■ **Problem to work on**
Reproduce all lines of the listing below in which the word "żądany" occurs.

■ **Task material**
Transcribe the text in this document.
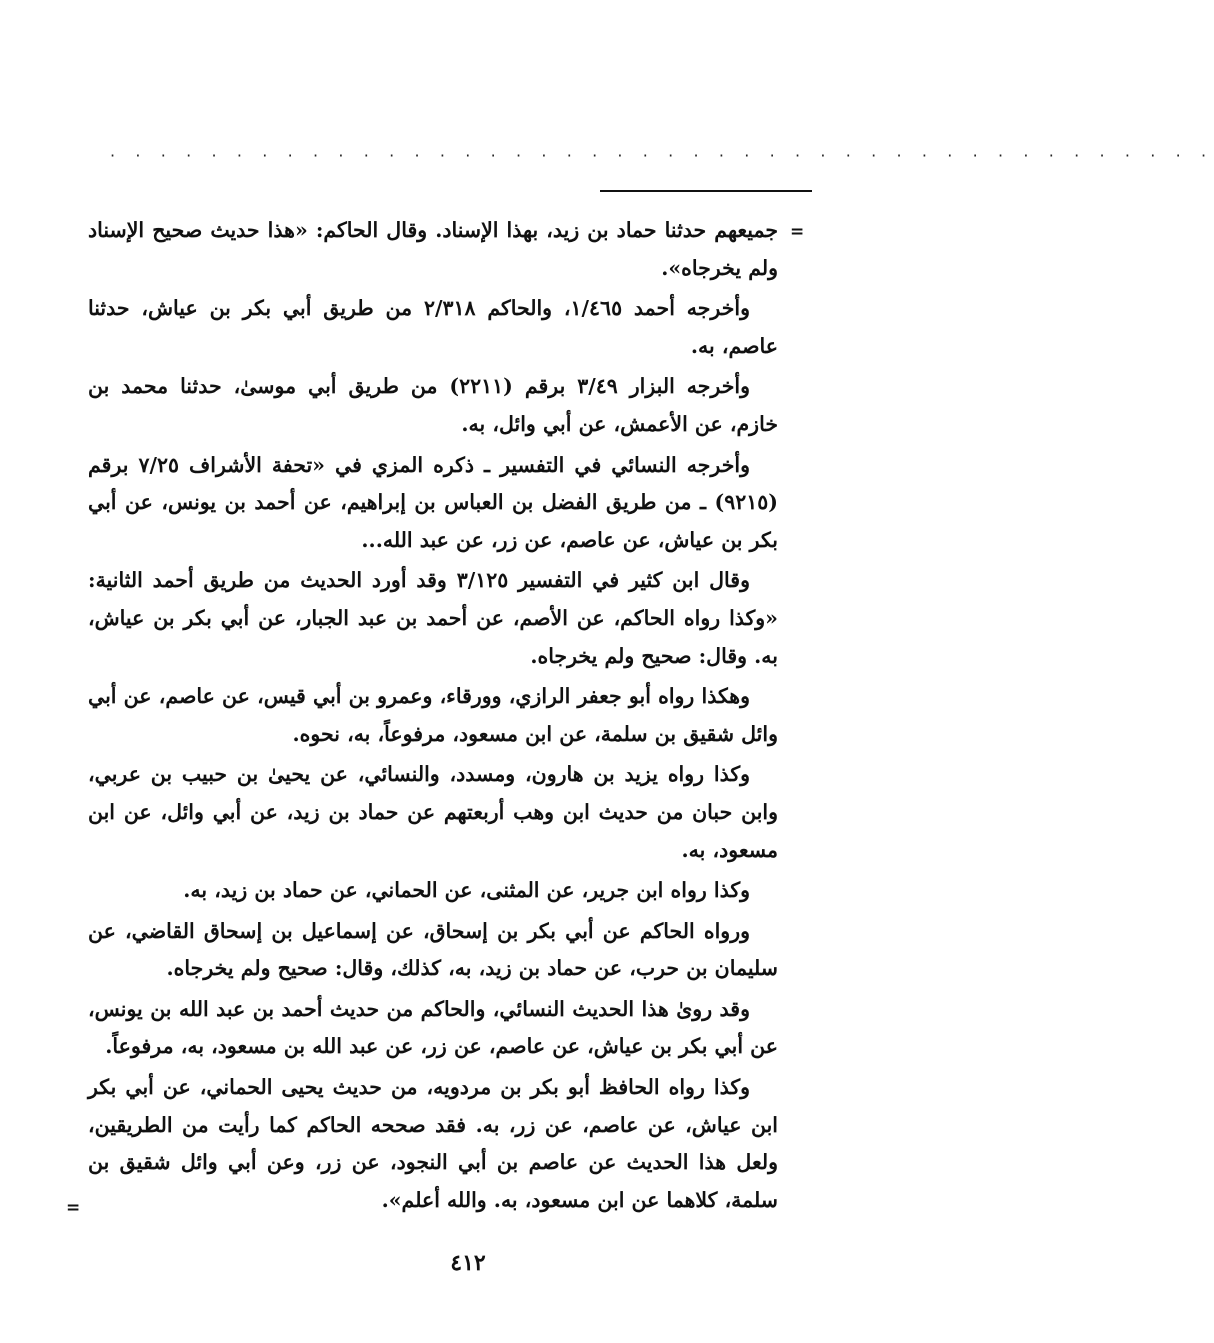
· · · · · · · · · · · · · · · · · · · · · · · · · · · · · · · · · · · · · · · · · · · ·
=
=

جميعهم حدثنا حماد بن زيد، بهذا الإسناد. وقال الحاكم: «هذا حديث صحيح الإسناد ولم يخرجاه».

وأخرجه أحمد ١/٤٦٥، والحاكم ٢/٣١٨ من طريق أبي بكر بن عياش، حدثنا عاصم، به.

وأخرجه البزار ٣/٤٩ برقم (٢٢١١) من طريق أبي موسىٰ، حدثنا محمد بن خازم، عن الأعمش، عن أبي وائل، به.

وأخرجه النسائي في التفسير ـ ذكره المزي في «تحفة الأشراف ٧/٢٥ برقم (٩٢١٥) ـ من طريق الفضل بن العباس بن إبراهيم، عن أحمد بن يونس، عن أبي بكر بن عياش، عن عاصم، عن زر، عن عبد الله...

وقال ابن كثير في التفسير ٣/١٢٥ وقد أورد الحديث من طريق أحمد الثانية: «وكذا رواه الحاكم، عن الأصم، عن أحمد بن عبد الجبار، عن أبي بكر بن عياش، به. وقال: صحيح ولم يخرجاه.

وهكذا رواه أبو جعفر الرازي، وورقاء، وعمرو بن أبي قيس، عن عاصم، عن أبي وائل شقيق بن سلمة، عن ابن مسعود، مرفوعاً، به، نحوه.

وكذا رواه يزيد بن هارون، ومسدد، والنسائي، عن يحيىٰ بن حبيب بن عربي، وابن حبان من حديث ابن وهب أربعتهم عن حماد بن زيد، عن أبي وائل، عن ابن مسعود، به.

وكذا رواه ابن جرير، عن المثنى، عن الحماني، عن حماد بن زيد، به.

ورواه الحاكم عن أبي بكر بن إسحاق، عن إسماعيل بن إسحاق القاضي، عن سليمان بن حرب، عن حماد بن زيد، به، كذلك، وقال: صحيح ولم يخرجاه.

وقد روىٰ هذا الحديث النسائي، والحاكم من حديث أحمد بن عبد الله بن يونس، عن أبي بكر بن عياش، عن عاصم، عن زر، عن عبد الله بن مسعود، به، مرفوعاً.

وكذا رواه الحافظ أبو بكر بن مردويه، من حديث يحيى الحماني، عن أبي بكر ابن عياش، عن عاصم، عن زر، به. فقد صححه الحاكم كما رأيت من الطريقين، ولعل هذا الحديث عن عاصم بن أبي النجود، عن زر، وعن أبي وائل شقيق بن سلمة، كلاهما عن ابن مسعود، به. والله أعلم».

٤١٢
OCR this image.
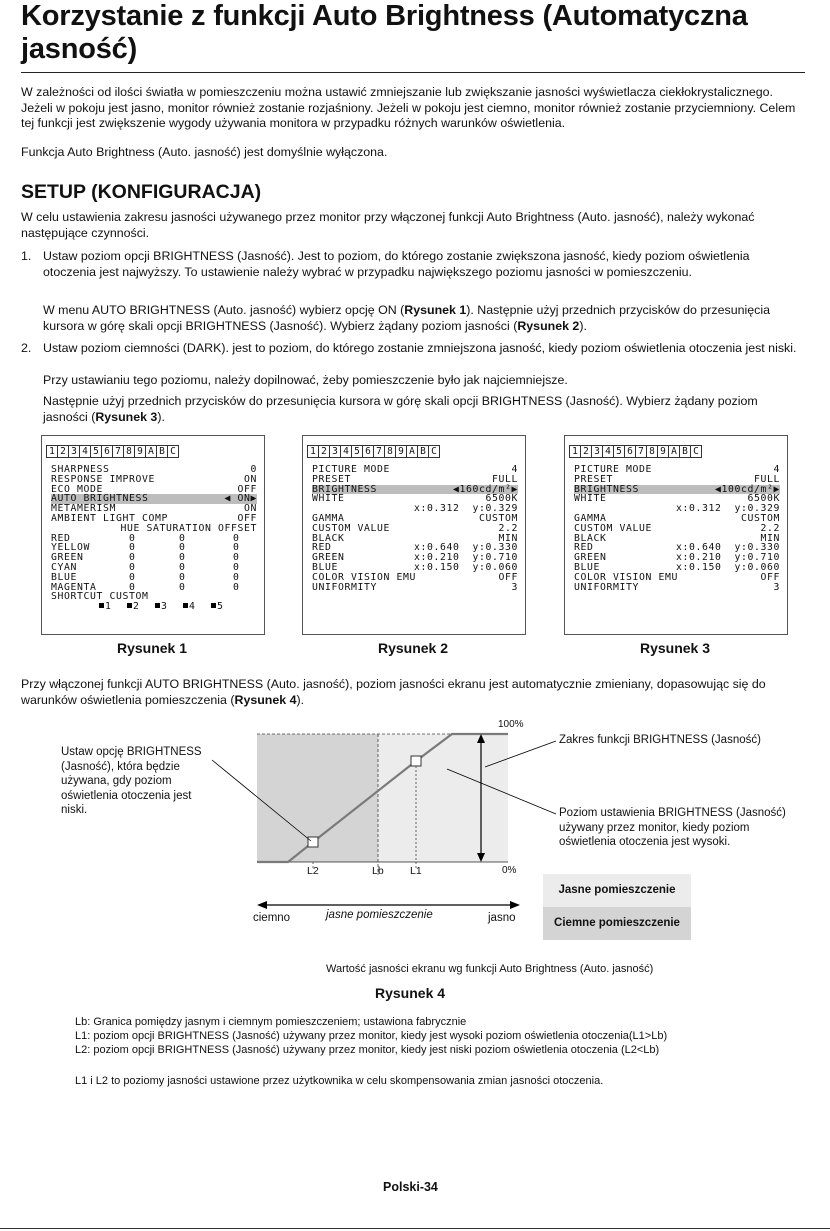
Korzystanie z funkcji Auto Brightness (Automatyczna jasność)
W zależności od ilości światła w pomieszczeniu można ustawić zmniejszanie lub zwiększanie jasności wyświetlacza ciekłokrystalicznego. Jeżeli w pokoju jest jasno, monitor również zostanie rozjaśniony. Jeżeli w pokoju jest ciemno, monitor również zostanie przyciemniony. Celem tej funkcji jest zwiększenie wygody używania monitora w przypadku różnych warunków oświetlenia.
Funkcja Auto Brightness (Auto. jasność) jest domyślnie wyłączona.
SETUP (KONFIGURACJA)
W celu ustawienia zakresu jasności używanego przez monitor przy włączonej funkcji Auto Brightness (Auto. jasność), należy wykonać następujące czynności.
1. Ustaw poziom opcji BRIGHTNESS (Jasność). Jest to poziom, do którego zostanie zwiększona jasność, kiedy poziom oświetlenia otoczenia jest najwyższy. To ustawienie należy wybrać w przypadku największego poziomu jasności w pomieszczeniu.
W menu AUTO BRIGHTNESS (Auto. jasność) wybierz opcję ON (Rysunek 1). Następnie użyj przednich przycisków do przesunięcia kursora w górę skali opcji BRIGHTNESS (Jasność). Wybierz żądany poziom jasności (Rysunek 2).
2. Ustaw poziom ciemności (DARK). jest to poziom, do którego zostanie zmniejszona jasność, kiedy poziom oświetlenia otoczenia jest niski.
Przy ustawianiu tego poziomu, należy dopilnować, żeby pomieszczenie było jak najciemniejsze.
Następnie użyj przednich przycisków do przesunięcia kursora w górę skali opcji BRIGHTNESS (Jasność). Wybierz żądany poziom jasności (Rysunek 3).
1 2 3 4 5 6 7 8 9 A B C
SHARPNESS	0
RESPONSE IMPROVE	ON
ECO MODE	OFF
AUTO BRIGHTNESS	◀ ON▶
METAMERISM	ON
AMBIENT LIGHT COMP	OFF
HUE SATURATION OFFSET
RED	0	0	0
YELLOW	0	0	0
GREEN	0	0	0
CYAN	0	0	0
BLUE	0	0	0
MAGENTA	0	0	0
SHORTCUT CUSTOM
1	2	3	4	5
Rysunek 1
1 2 3 4 5 6 7 8 9 A B C
PICTURE MODE	4
PRESET	FULL
BRIGHTNESS	◀160cd/m²▶
WHITE	6500K
x:0.312  y:0.329
GAMMA	CUSTOM
CUSTOM VALUE	2.2
BLACK	MIN
RED	x:0.640  y:0.330
GREEN	x:0.210  y:0.710
BLUE	x:0.150  y:0.060
COLOR VISION EMU	OFF
UNIFORMITY	3
Rysunek 2
1 2 3 4 5 6 7 8 9 A B C
PICTURE MODE	4
PRESET	FULL
BRIGHTNESS	◀100cd/m²▶
WHITE	6500K
x:0.312  y:0.329
GAMMA	CUSTOM
CUSTOM VALUE	2.2
BLACK	MIN
RED	x:0.640  y:0.330
GREEN	x:0.210  y:0.710
BLUE	x:0.150  y:0.060
COLOR VISION EMU	OFF
UNIFORMITY	3
Rysunek 3
Przy włączonej funkcji AUTO BRIGHTNESS (Auto. jasność), poziom jasności ekranu jest automatycznie zmieniany, dopasowując się do warunków oświetlenia pomieszczenia (Rysunek 4).
100%
0%
L2	Lb	L1
Ustaw opcję BRIGHTNESS (Jasność), która będzie używana, gdy poziom oświetlenia otoczenia jest niski.
Zakres funkcji BRIGHTNESS (Jasność)
Poziom ustawienia BRIGHTNESS (Jasność) używany przez monitor, kiedy poziom oświetlenia otoczenia jest wysoki.
ciemno	jasne pomieszczenie	jasno
Jasne pomieszczenie
Ciemne pomieszczenie
Wartość jasności ekranu wg funkcji Auto Brightness (Auto. jasność)
Rysunek 4
Lb: Granica pomiędzy jasnym i ciemnym pomieszczeniem; ustawiona fabrycznie
L1: poziom opcji BRIGHTNESS (Jasność) używany przez monitor, kiedy jest wysoki poziom oświetlenia otoczenia(L1>Lb)
L2: poziom opcji BRIGHTNESS (Jasność) używany przez monitor, kiedy jest niski poziom oświetlenia otoczenia (L2<Lb)
L1 i L2 to poziomy jasności ustawione przez użytkownika w celu skompensowania zmian jasności otoczenia.
Polski-34
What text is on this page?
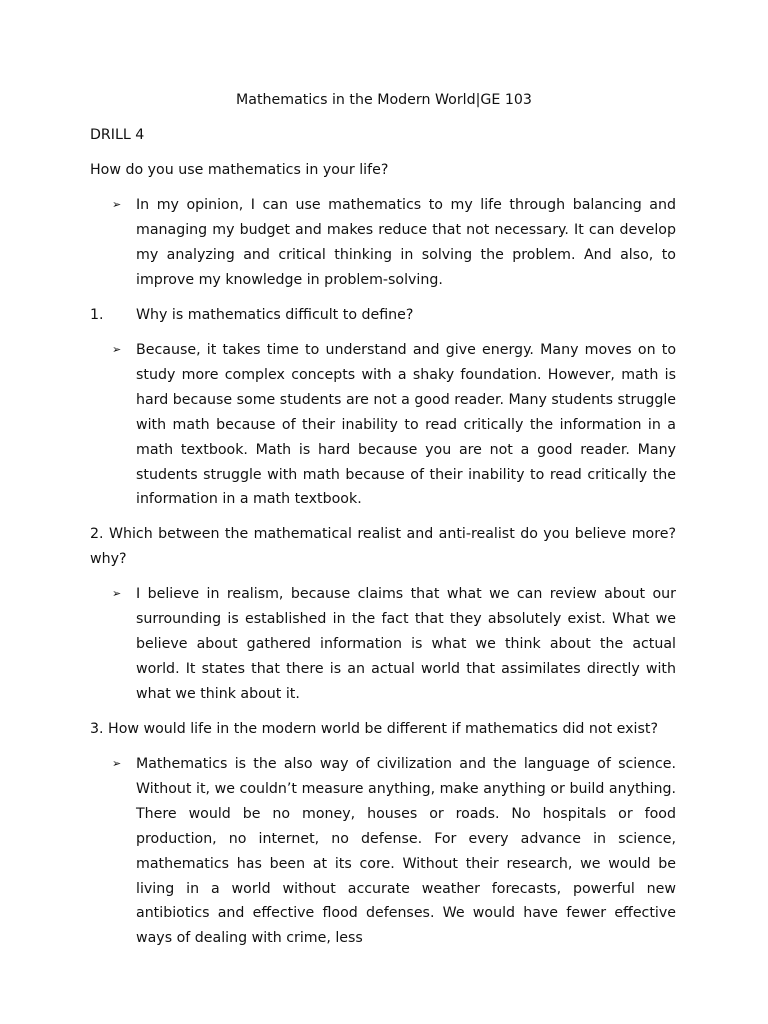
Mathematics in the Modern World|GE 103
DRILL 4
How do you use mathematics in your life?
➢	In my opinion, I can use mathematics to my life through balancing and managing my budget and makes reduce that not necessary. It can develop my analyzing and critical thinking in solving the problem. And also, to improve my knowledge in problem-solving.
1. Why is mathematics difficult to define?
➢	Because, it takes time to understand and give energy. Many moves on to study more complex concepts with a shaky foundation. However, math is hard because some students are not a good reader. Many students struggle with math because of their inability to read critically the information in a math textbook. Math is hard because you are not a good reader. Many students struggle with math because of their inability to read critically the information in a math textbook.
2. Which between the mathematical realist and anti-realist do you believe more? why?
➢	I believe in realism, because claims that what we can review about our surrounding is established in the fact that they absolutely exist. What we believe about gathered information is what we think about the actual world. It states that there is an actual world that assimilates directly with what we think about it.
3. How would life in the modern world be different if mathematics did not exist?
➢	Mathematics is the also way of civilization and the language of science. Without it, we couldn’t measure anything, make anything or build anything. There would be no money, houses or roads. No hospitals or food production, no internet, no defense. For every advance in science, mathematics has been at its core. Without their research, we would be living in a world without accurate weather forecasts, powerful new antibiotics and effective flood defenses. We would have fewer effective ways of dealing with crime, less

■ **Correct result**
W menu AUTO BRIGHTNESS (Auto. jasność) wybierz opcję ON (Rysunek 1). Następnie użyj przednich przycisków do przesunięcia kursora w górę skali opcji BRIGHTNESS (Jasność). Wybierz żądany poziom jasności (Rysunek 2).
Następnie użyj przednich przycisków do przesunięcia kursora w górę skali opcji BRIGHTNESS (Jasność). Wybierz żądany poziom jasności (Rysunek 3).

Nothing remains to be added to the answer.